▶ _Required actions_
• A. Transcribe everything from "As a user can" down to "XSS (cross-site scripting)." in the passage on application security.
• B. Translate this sentence from the passage on application security into Spanish: "On the other hand, JPA ensures that queries are correctly sanitized before being executed."
• C. Write the next part of the passage on application security, starting after its final sentence.

In the backend, Spring Security is used. User authentication, authorization, and other security options are handled by Spring Security.

When a user is logged in, a JWT token is sent to the frontend. This token is used to ensure the user is authorized to access the endpoints. With the token, the backend can set the correct security context in Spring Security. When the security context is set, the backend knows which user is accessing the endpoints.

As a user can have different privilege levels in different fridges, authorization level is stored in the database and not in Spring Security itself. As the application does not have a global admin, there is no need to set the role in the SecurityContextHolder class to anything other than USER.

When it comes to input validation, there is not much validation for creating a user and logging in. The frontend has checks for a valid email and password, but there is no check in the backend for password length, or if the email is valid. This means that a user can edit their password to be smaller than the minimum allowed length in the frontend.

On the other hand, JPA ensures that queries are correctly sanitized before being executed. This prevents SQL injections.

The frontend has escaping that helps prevent XSS (cross-site scripting).

▶ _Data section_
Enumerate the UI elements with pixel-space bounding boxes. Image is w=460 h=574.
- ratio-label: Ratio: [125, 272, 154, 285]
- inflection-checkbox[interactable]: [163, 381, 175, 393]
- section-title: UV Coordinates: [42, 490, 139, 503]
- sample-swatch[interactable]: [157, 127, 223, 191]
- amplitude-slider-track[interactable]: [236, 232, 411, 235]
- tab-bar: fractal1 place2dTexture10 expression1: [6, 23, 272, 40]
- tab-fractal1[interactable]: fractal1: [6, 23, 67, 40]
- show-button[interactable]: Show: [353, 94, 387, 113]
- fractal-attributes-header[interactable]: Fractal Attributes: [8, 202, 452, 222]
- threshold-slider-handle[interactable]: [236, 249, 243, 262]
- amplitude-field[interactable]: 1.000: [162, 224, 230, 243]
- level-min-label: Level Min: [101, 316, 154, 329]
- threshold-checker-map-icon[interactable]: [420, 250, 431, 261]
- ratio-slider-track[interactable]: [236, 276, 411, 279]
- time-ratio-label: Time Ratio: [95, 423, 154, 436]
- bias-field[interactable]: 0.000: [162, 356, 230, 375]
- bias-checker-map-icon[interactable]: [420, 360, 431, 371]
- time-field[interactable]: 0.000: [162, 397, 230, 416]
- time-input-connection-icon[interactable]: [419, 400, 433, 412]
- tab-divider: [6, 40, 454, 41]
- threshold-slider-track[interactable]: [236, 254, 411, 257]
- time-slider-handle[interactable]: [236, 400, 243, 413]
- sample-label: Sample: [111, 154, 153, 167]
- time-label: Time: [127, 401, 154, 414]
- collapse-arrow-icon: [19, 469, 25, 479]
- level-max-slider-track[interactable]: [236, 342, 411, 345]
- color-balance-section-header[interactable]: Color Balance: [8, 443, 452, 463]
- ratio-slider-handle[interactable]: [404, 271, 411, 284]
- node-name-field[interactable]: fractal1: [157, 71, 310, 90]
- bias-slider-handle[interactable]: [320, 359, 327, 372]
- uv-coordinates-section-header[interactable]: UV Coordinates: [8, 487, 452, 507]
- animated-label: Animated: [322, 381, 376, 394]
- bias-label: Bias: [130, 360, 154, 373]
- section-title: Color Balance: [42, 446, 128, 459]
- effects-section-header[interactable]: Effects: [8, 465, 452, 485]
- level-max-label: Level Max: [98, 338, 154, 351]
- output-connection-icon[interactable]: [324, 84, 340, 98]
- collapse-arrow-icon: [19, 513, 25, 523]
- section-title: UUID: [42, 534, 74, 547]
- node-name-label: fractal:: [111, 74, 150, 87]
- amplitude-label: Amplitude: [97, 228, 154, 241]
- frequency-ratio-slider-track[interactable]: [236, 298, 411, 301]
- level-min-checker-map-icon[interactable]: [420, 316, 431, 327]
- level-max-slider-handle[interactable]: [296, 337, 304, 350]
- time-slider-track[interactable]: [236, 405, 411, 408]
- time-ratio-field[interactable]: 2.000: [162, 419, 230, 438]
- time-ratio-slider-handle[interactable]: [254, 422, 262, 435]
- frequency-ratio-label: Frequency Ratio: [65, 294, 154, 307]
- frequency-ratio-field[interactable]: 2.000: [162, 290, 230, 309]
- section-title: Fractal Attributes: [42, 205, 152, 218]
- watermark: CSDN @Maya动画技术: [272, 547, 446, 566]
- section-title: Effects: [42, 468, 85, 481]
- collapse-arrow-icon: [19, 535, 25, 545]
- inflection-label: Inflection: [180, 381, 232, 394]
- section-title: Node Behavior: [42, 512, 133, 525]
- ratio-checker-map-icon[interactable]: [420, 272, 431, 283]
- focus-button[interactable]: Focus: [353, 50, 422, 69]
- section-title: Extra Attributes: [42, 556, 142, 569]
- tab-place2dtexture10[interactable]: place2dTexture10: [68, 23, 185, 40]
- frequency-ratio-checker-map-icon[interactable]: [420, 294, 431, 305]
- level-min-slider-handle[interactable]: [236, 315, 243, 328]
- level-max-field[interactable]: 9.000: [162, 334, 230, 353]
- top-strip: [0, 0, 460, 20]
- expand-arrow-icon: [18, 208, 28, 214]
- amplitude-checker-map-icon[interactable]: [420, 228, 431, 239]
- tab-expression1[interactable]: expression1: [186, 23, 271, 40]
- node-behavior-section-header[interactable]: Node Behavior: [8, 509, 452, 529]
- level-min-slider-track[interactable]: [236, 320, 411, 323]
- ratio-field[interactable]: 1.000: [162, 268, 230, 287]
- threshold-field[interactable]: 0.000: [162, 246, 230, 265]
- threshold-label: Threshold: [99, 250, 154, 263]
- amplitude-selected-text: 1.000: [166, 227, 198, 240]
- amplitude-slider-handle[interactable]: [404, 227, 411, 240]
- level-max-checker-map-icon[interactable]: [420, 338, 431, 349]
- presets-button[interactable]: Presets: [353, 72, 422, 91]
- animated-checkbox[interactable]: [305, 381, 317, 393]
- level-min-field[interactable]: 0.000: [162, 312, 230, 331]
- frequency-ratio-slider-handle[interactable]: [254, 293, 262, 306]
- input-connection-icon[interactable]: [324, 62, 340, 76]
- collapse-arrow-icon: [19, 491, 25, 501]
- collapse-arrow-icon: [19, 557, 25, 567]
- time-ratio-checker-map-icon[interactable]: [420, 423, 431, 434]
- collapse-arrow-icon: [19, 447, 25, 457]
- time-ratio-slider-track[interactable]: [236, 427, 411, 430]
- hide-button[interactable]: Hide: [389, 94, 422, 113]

▶ _Responses to the exercise_
• A.
As a user can have different privilege levels in different fridges, authorization level is stored in the database and not in Spring Security itself. As the application does not have a global admin, there is no need to set the role in the SecurityContextHolder class to anything other than USER.

When it comes to input validation, there is not much validation for creating a user and logging in. The frontend has checks for a valid email and password, but there is no check in the backend for password length, or if the email is valid. This means that a user can edit their password to be smaller than the minimum allowed length in the frontend.

On the other hand, JPA ensures that queries are correctly sanitized before being executed. This prevents SQL injections.

The frontend has escaping that helps prevent XSS (cross-site scripting).

• B. Por otro lado, JPA garantiza que las consultas se saneen correctamente antes de ejecutarse.

• C.
When a user is authenticated or registered, a JWT token is created. The token contains the username of the user and is signed with the HS256 algorithm and a secret key. The token is valid for 90 minutes.

The HS256 is a symmetric algorithm that uses a secret key stored in the backend. The key was randomly generated and is only known to the server.

As there currently is no refresh token system, the user has to log in again after 90 minutes.

The BCryptPasswordEncoder class from Spring Security is used for encrypting passwords. This class uses both salt and hash when encrypting passwords. The encrypted password is then stored in the database. BCrypt is a password hashing algorithm designed specifically for password storage. It is computationally expensive, which means it takes more time to generate a hash, making it more resistant to brute force attacks.

All in all, the application is quite secure, but there are some quality of life improvements that could be made in the future.